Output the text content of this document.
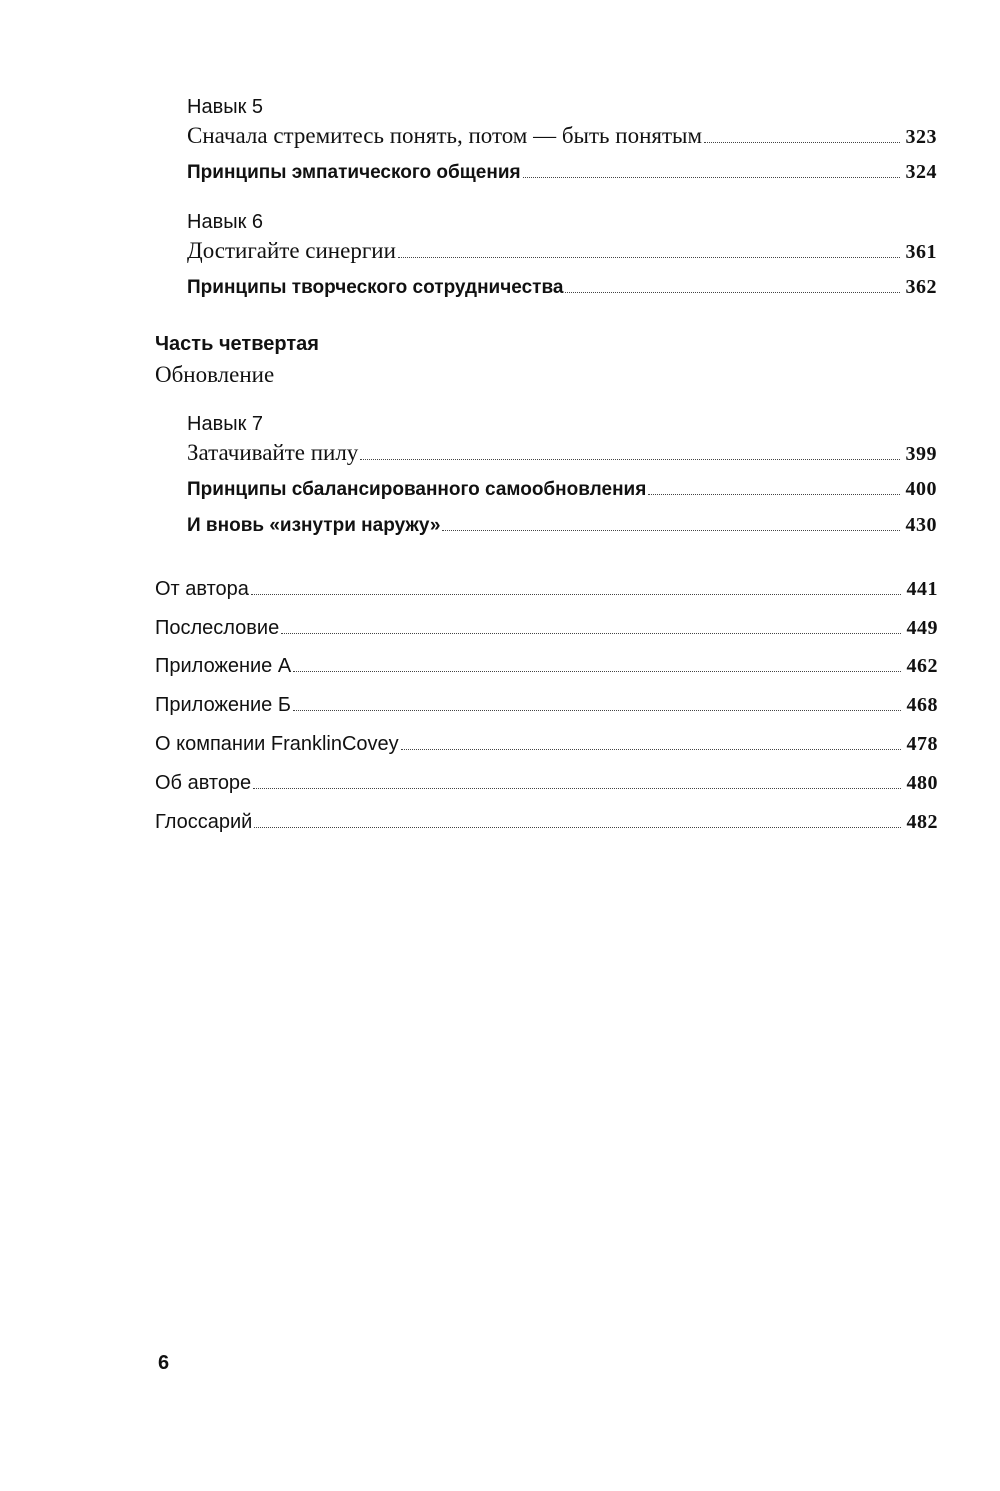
Навык 5
Сначала стремитесь понять, потом — быть понятым	323
Принципы эмпатического общения	324
Навык 6
Достигайте синергии	361
Принципы творческого сотрудничества	362
Часть четвертая
Обновление
Навык 7
Затачивайте пилу	399
Принципы сбалансированного самообновления	400
И вновь «изнутри наружу»	430
От автора	441
Послесловие	449
Приложение А	462
Приложение Б	468
О компании FranklinCovey	478
Об авторе	480
Глоссарий	482
6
===============
| WHAT IS ASKED |
In the copy, include all records verbatim but no images.

| TASK RESULT |
Output the text content of this document.
Навык 5
Сначала стремитесь понять, потом — быть понятым	323
Принципы эмпатического общения	324
Навык 6
Достигайте синергии	361
Принципы творческого сотрудничества	362
Часть четвертая
Обновление
Навык 7
Затачивайте пилу	399
Принципы сбалансированного самообновления	400
И вновь «изнутри наружу»	430
От автора	441
Послесловие	449
Приложение А	462
Приложение Б	468
О компании FranklinCovey	478
Об авторе	480
Глоссарий	482
6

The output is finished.